_OBJECTIVE_.
Only the number is wanted: how many lines contain "Read"?

_Dataset items_.
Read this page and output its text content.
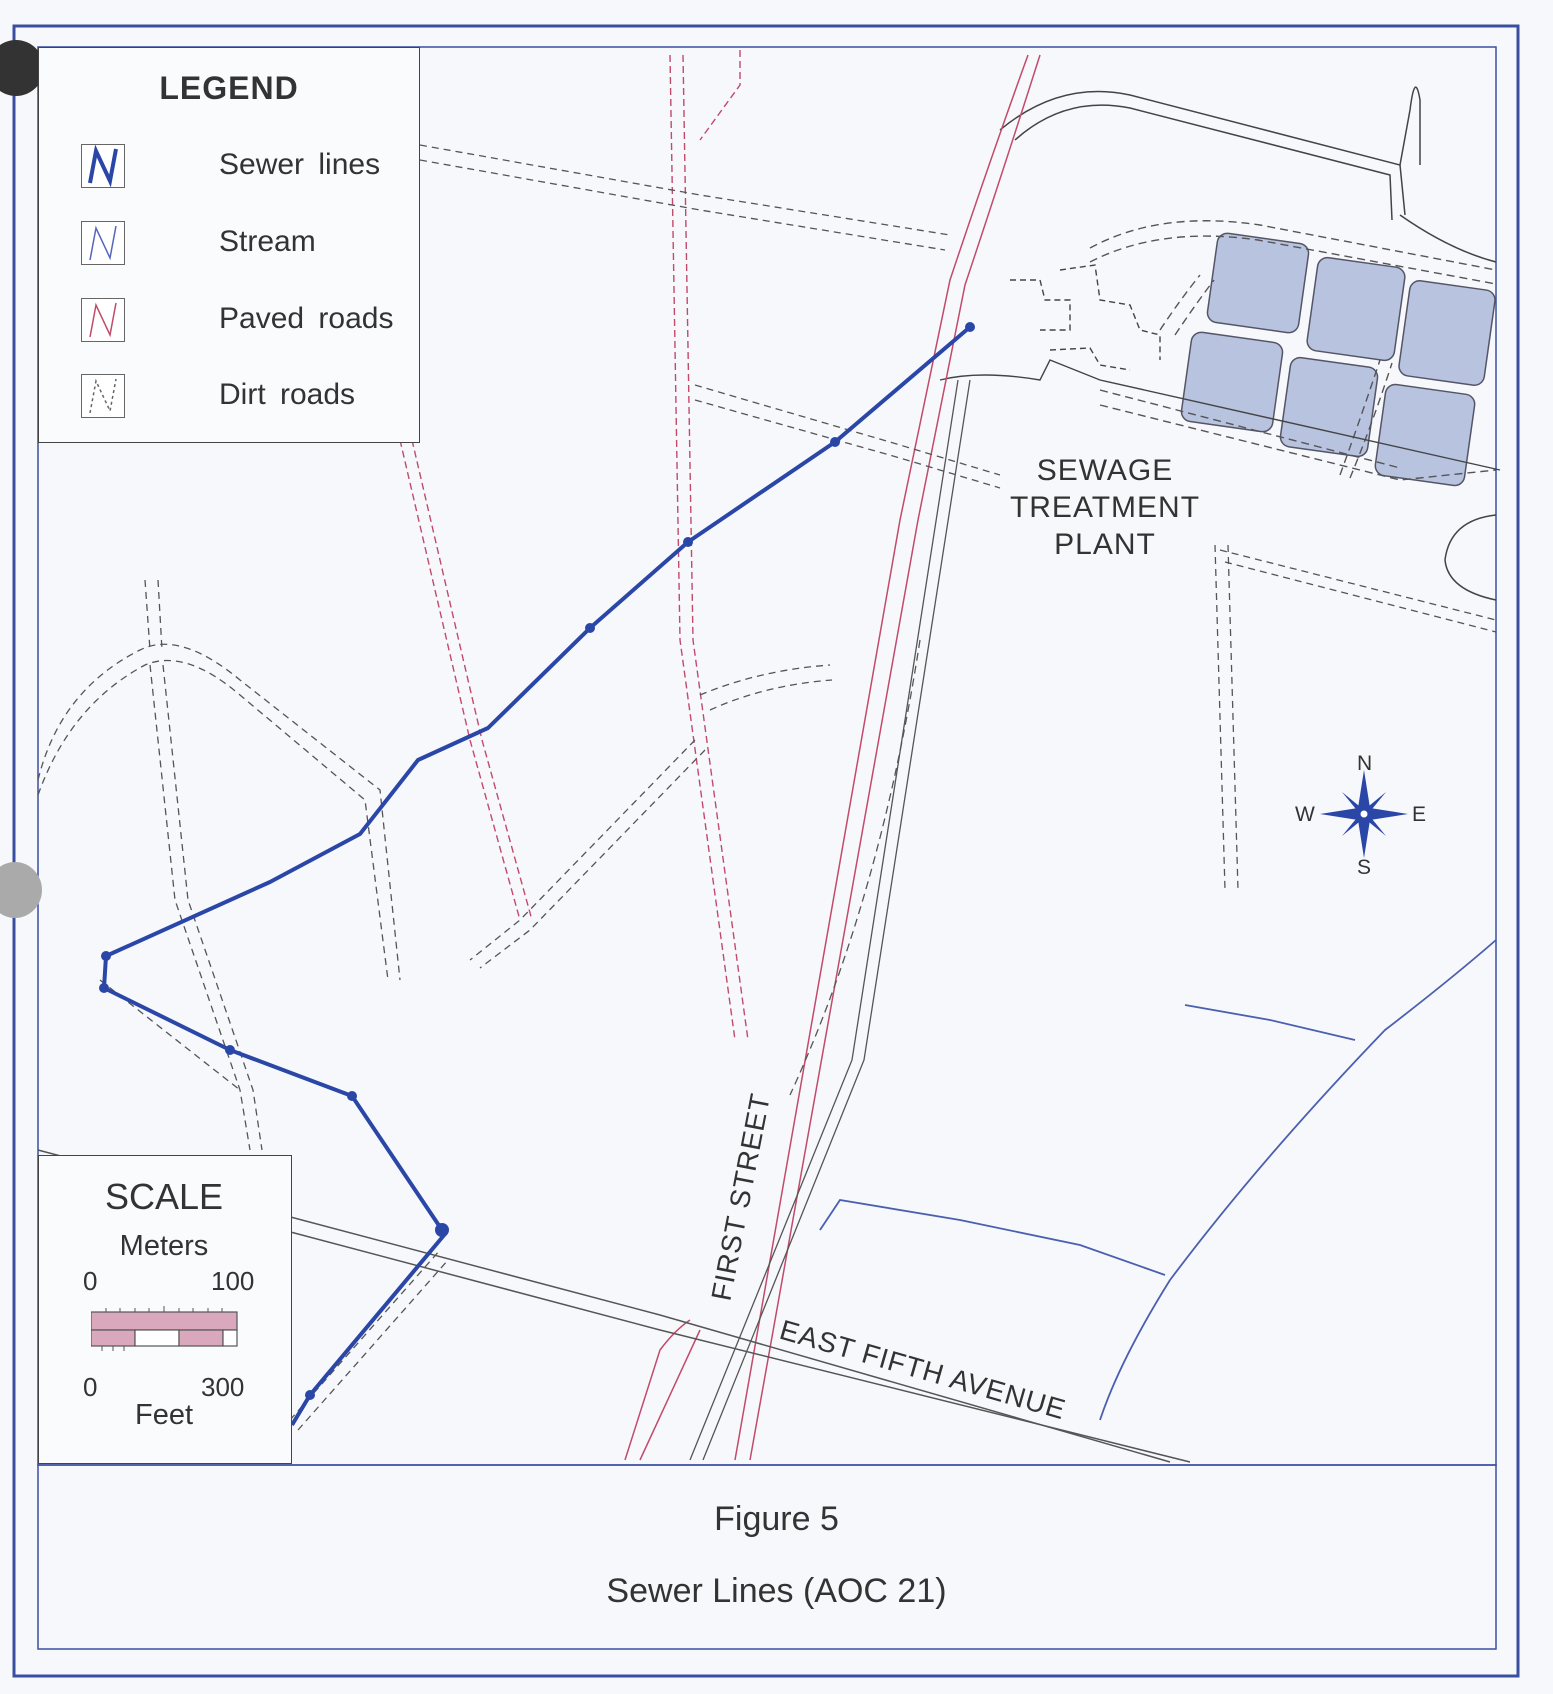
FIRST STREET
EAST FIFTH AVENUE
LEGEND
Sewer lines
Stream
Paved roads
Dirt roads
SCALE
Meters
0	100
0	300
Feet
SEWAGE
TREATMENT
PLANT
N
S
E
W
Figure 5
Sewer Lines (AOC 21)
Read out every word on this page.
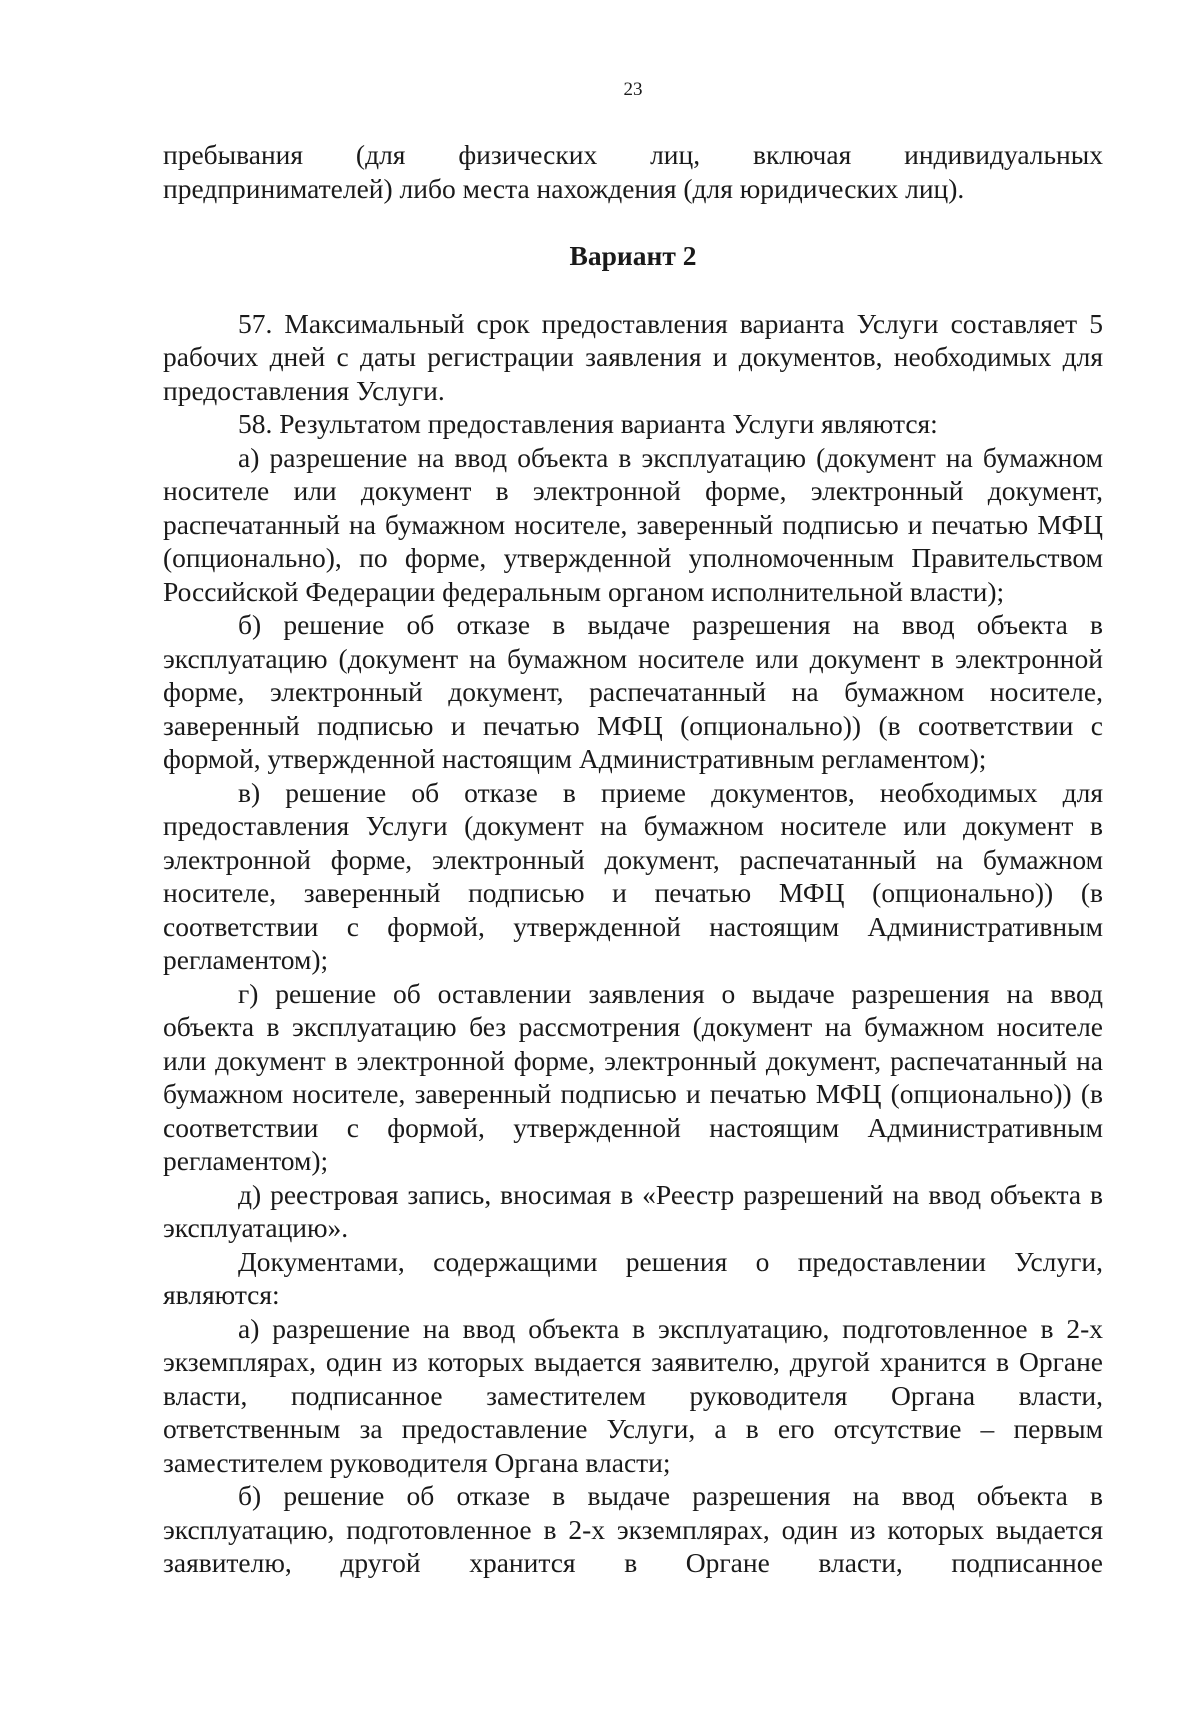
23

пребывания (для физических лиц, включая индивидуальных предпринимателей) либо места нахождения (для юридических лиц).

Вариант 2

57. Максимальный срок предоставления варианта Услуги составляет 5 рабочих дней с даты регистрации заявления и документов, необходимых для предоставления Услуги.

58. Результатом предоставления варианта Услуги являются:

а) разрешение на ввод объекта в эксплуатацию (документ на бумажном носителе или документ в электронной форме, электронный документ, распечатанный на бумажном носителе, заверенный подписью и печатью МФЦ (опционально), по форме, утвержденной уполномоченным Правительством Российской Федерации федеральным органом исполнительной власти);

б) решение об отказе в выдаче разрешения на ввод объекта в эксплуатацию (документ на бумажном носителе или документ в электронной форме, электронный документ, распечатанный на бумажном носителе, заверенный подписью и печатью МФЦ (опционально)) (в соответствии с формой, утвержденной настоящим Административным регламентом);

в) решение об отказе в приеме документов, необходимых для предоставления Услуги (документ на бумажном носителе или документ в электронной форме, электронный документ, распечатанный на бумажном носителе, заверенный подписью и печатью МФЦ (опционально)) (в соответствии с формой, утвержденной настоящим Административным регламентом);

г) решение об оставлении заявления о выдаче разрешения на ввод объекта в эксплуатацию без рассмотрения (документ на бумажном носителе или документ в электронной форме, электронный документ, распечатанный на бумажном носителе, заверенный подписью и печатью МФЦ (опционально)) (в соответствии с формой, утвержденной настоящим Административным регламентом);

д) реестровая запись, вносимая в «Реестр разрешений на ввод объекта в эксплуатацию».

Документами, содержащими решения о предоставлении Услуги, являются:

а) разрешение на ввод объекта в эксплуатацию, подготовленное в 2-х экземплярах, один из которых выдается заявителю, другой хранится в Органе власти, подписанное заместителем руководителя Органа власти, ответственным за предоставление Услуги, а в его отсутствие – первым заместителем руководителя Органа власти;

б) решение об отказе в выдаче разрешения на ввод объекта в эксплуатацию, подготовленное в 2-х экземплярах, один из которых выдается заявителю, другой хранится в Органе власти, подписанное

_RESPONSE_.
2